*YOUR INSTRUCTIONS*
Update the rows below by changing every "candle-body" to "candle-rect". Leave everything else in the rows unchanged.

Spatial layout entries:
***
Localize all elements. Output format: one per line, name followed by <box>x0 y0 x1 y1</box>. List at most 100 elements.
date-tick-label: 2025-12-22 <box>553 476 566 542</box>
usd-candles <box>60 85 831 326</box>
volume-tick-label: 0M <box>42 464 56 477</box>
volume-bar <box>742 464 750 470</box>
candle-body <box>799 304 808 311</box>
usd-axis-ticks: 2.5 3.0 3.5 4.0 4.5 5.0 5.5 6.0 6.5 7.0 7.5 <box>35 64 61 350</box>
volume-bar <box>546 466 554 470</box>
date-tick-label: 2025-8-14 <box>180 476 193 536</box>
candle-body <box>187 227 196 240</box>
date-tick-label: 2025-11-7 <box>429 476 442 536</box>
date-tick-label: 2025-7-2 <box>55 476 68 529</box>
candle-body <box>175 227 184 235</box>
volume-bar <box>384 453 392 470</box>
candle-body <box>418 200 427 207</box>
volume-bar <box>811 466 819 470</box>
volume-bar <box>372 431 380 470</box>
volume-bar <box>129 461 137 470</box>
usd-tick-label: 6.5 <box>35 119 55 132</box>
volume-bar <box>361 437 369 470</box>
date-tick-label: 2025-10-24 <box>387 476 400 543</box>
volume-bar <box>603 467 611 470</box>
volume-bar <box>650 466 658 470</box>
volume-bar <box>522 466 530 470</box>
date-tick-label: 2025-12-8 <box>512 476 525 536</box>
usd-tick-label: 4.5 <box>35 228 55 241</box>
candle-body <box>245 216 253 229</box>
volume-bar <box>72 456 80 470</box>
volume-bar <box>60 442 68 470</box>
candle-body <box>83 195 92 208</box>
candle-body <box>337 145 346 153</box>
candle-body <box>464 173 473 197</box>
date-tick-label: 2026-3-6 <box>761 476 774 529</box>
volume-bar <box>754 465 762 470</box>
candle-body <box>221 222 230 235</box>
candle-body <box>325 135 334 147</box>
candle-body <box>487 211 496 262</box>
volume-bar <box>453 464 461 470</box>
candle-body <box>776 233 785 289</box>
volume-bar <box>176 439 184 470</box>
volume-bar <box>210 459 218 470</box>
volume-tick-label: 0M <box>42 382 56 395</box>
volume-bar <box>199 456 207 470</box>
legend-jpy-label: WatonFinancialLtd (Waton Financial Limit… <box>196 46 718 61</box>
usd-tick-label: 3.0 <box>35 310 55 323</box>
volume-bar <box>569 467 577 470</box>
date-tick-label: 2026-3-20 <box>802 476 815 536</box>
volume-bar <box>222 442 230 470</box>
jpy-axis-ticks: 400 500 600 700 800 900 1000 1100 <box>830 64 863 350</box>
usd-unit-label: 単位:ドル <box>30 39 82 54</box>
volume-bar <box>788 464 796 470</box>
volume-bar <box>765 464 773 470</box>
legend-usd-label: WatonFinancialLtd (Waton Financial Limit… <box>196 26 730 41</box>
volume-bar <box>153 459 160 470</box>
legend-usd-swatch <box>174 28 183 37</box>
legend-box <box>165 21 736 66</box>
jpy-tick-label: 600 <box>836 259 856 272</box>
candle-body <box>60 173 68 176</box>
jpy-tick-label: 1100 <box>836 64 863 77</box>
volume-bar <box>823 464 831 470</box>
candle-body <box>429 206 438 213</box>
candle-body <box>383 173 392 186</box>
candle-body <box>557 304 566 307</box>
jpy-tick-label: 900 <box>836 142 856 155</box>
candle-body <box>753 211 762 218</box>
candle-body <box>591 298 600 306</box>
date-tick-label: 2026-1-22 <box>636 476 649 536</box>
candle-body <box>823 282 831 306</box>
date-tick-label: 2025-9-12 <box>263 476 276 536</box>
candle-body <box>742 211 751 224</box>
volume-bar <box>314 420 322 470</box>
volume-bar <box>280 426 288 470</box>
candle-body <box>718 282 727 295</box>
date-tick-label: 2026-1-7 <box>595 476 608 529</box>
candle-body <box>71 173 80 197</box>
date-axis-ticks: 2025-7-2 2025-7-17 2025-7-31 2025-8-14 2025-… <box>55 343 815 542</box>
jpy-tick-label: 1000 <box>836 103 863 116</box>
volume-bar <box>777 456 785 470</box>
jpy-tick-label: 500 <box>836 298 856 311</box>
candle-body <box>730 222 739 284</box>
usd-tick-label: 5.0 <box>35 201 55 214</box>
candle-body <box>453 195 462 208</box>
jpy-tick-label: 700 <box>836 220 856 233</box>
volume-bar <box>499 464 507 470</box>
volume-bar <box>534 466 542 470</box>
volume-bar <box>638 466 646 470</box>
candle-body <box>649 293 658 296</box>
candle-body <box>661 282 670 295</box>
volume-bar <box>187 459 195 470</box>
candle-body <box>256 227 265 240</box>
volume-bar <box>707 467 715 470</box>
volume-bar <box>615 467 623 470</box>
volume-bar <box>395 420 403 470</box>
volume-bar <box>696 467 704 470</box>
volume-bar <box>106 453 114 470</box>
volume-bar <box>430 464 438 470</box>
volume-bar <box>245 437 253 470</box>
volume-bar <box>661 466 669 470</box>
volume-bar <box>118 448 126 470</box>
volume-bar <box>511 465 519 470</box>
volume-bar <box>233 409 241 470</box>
***
*THE SOLUTION*
Localize all elements. Output format: one per line, name followed by <box>x0 y0 x1 y1</box>. List at most 100 elements.
date-tick-label: 2025-12-22 <box>553 476 566 542</box>
usd-candles <box>60 85 831 326</box>
volume-tick-label: 0M <box>42 464 56 477</box>
volume-bar <box>742 464 750 470</box>
candle-rect <box>799 304 808 311</box>
usd-axis-ticks: 2.5 3.0 3.5 4.0 4.5 5.0 5.5 6.0 6.5 7.0 7.5 <box>35 64 61 350</box>
volume-bar <box>546 466 554 470</box>
date-tick-label: 2025-8-14 <box>180 476 193 536</box>
candle-rect <box>187 227 196 240</box>
date-tick-label: 2025-11-7 <box>429 476 442 536</box>
date-tick-label: 2025-7-2 <box>55 476 68 529</box>
candle-rect <box>175 227 184 235</box>
volume-bar <box>384 453 392 470</box>
candle-rect <box>418 200 427 207</box>
volume-bar <box>811 466 819 470</box>
volume-bar <box>372 431 380 470</box>
volume-bar <box>129 461 137 470</box>
usd-tick-label: 6.5 <box>35 119 55 132</box>
volume-bar <box>361 437 369 470</box>
date-tick-label: 2025-10-24 <box>387 476 400 543</box>
volume-bar <box>603 467 611 470</box>
volume-bar <box>650 466 658 470</box>
volume-bar <box>522 466 530 470</box>
date-tick-label: 2025-12-8 <box>512 476 525 536</box>
usd-tick-label: 4.5 <box>35 228 55 241</box>
candle-rect <box>245 216 253 229</box>
volume-bar <box>72 456 80 470</box>
volume-bar <box>60 442 68 470</box>
candle-rect <box>83 195 92 208</box>
candle-rect <box>337 145 346 153</box>
candle-rect <box>464 173 473 197</box>
date-tick-label: 2026-3-6 <box>761 476 774 529</box>
volume-bar <box>754 465 762 470</box>
candle-rect <box>221 222 230 235</box>
candle-rect <box>325 135 334 147</box>
candle-rect <box>487 211 496 262</box>
volume-bar <box>453 464 461 470</box>
candle-rect <box>776 233 785 289</box>
volume-bar <box>176 439 184 470</box>
volume-bar <box>210 459 218 470</box>
volume-tick-label: 0M <box>42 382 56 395</box>
volume-bar <box>199 456 207 470</box>
legend-jpy-label: WatonFinancialLtd (Waton Financial Limit… <box>196 46 718 61</box>
usd-tick-label: 3.0 <box>35 310 55 323</box>
volume-bar <box>569 467 577 470</box>
date-tick-label: 2026-3-20 <box>802 476 815 536</box>
volume-bar <box>222 442 230 470</box>
jpy-axis-ticks: 400 500 600 700 800 900 1000 1100 <box>830 64 863 350</box>
usd-unit-label: 単位:ドル <box>30 39 82 54</box>
volume-bar <box>788 464 796 470</box>
volume-bar <box>765 464 773 470</box>
legend-usd-label: WatonFinancialLtd (Waton Financial Limit… <box>196 26 730 41</box>
volume-bar <box>153 459 160 470</box>
legend-usd-swatch <box>174 28 183 37</box>
legend-box <box>165 21 736 66</box>
jpy-tick-label: 600 <box>836 259 856 272</box>
candle-rect <box>60 173 68 176</box>
jpy-tick-label: 1100 <box>836 64 863 77</box>
volume-bar <box>823 464 831 470</box>
candle-rect <box>429 206 438 213</box>
candle-rect <box>383 173 392 186</box>
candle-rect <box>557 304 566 307</box>
jpy-tick-label: 900 <box>836 142 856 155</box>
candle-rect <box>753 211 762 218</box>
candle-rect <box>591 298 600 306</box>
date-tick-label: 2026-1-22 <box>636 476 649 536</box>
candle-rect <box>823 282 831 306</box>
date-tick-label: 2025-9-12 <box>263 476 276 536</box>
candle-rect <box>742 211 751 224</box>
volume-bar <box>314 420 322 470</box>
volume-bar <box>280 426 288 470</box>
candle-rect <box>718 282 727 295</box>
date-tick-label: 2026-1-7 <box>595 476 608 529</box>
candle-rect <box>71 173 80 197</box>
date-axis-ticks: 2025-7-2 2025-7-17 2025-7-31 2025-8-14 2025-… <box>55 343 815 542</box>
jpy-tick-label: 1000 <box>836 103 863 116</box>
volume-bar <box>777 456 785 470</box>
jpy-tick-label: 500 <box>836 298 856 311</box>
candle-rect <box>730 222 739 284</box>
usd-tick-label: 5.0 <box>35 201 55 214</box>
candle-rect <box>453 195 462 208</box>
jpy-tick-label: 700 <box>836 220 856 233</box>
volume-bar <box>499 464 507 470</box>
volume-bar <box>534 466 542 470</box>
volume-bar <box>638 466 646 470</box>
candle-rect <box>649 293 658 296</box>
candle-rect <box>661 282 670 295</box>
volume-bar <box>187 459 195 470</box>
candle-rect <box>256 227 265 240</box>
volume-bar <box>707 467 715 470</box>
volume-bar <box>615 467 623 470</box>
volume-bar <box>395 420 403 470</box>
volume-bar <box>696 467 704 470</box>
volume-bar <box>106 453 114 470</box>
volume-bar <box>430 464 438 470</box>
volume-bar <box>245 437 253 470</box>
volume-bar <box>661 466 669 470</box>
volume-bar <box>118 448 126 470</box>
volume-bar <box>511 465 519 470</box>
volume-bar <box>233 409 241 470</box>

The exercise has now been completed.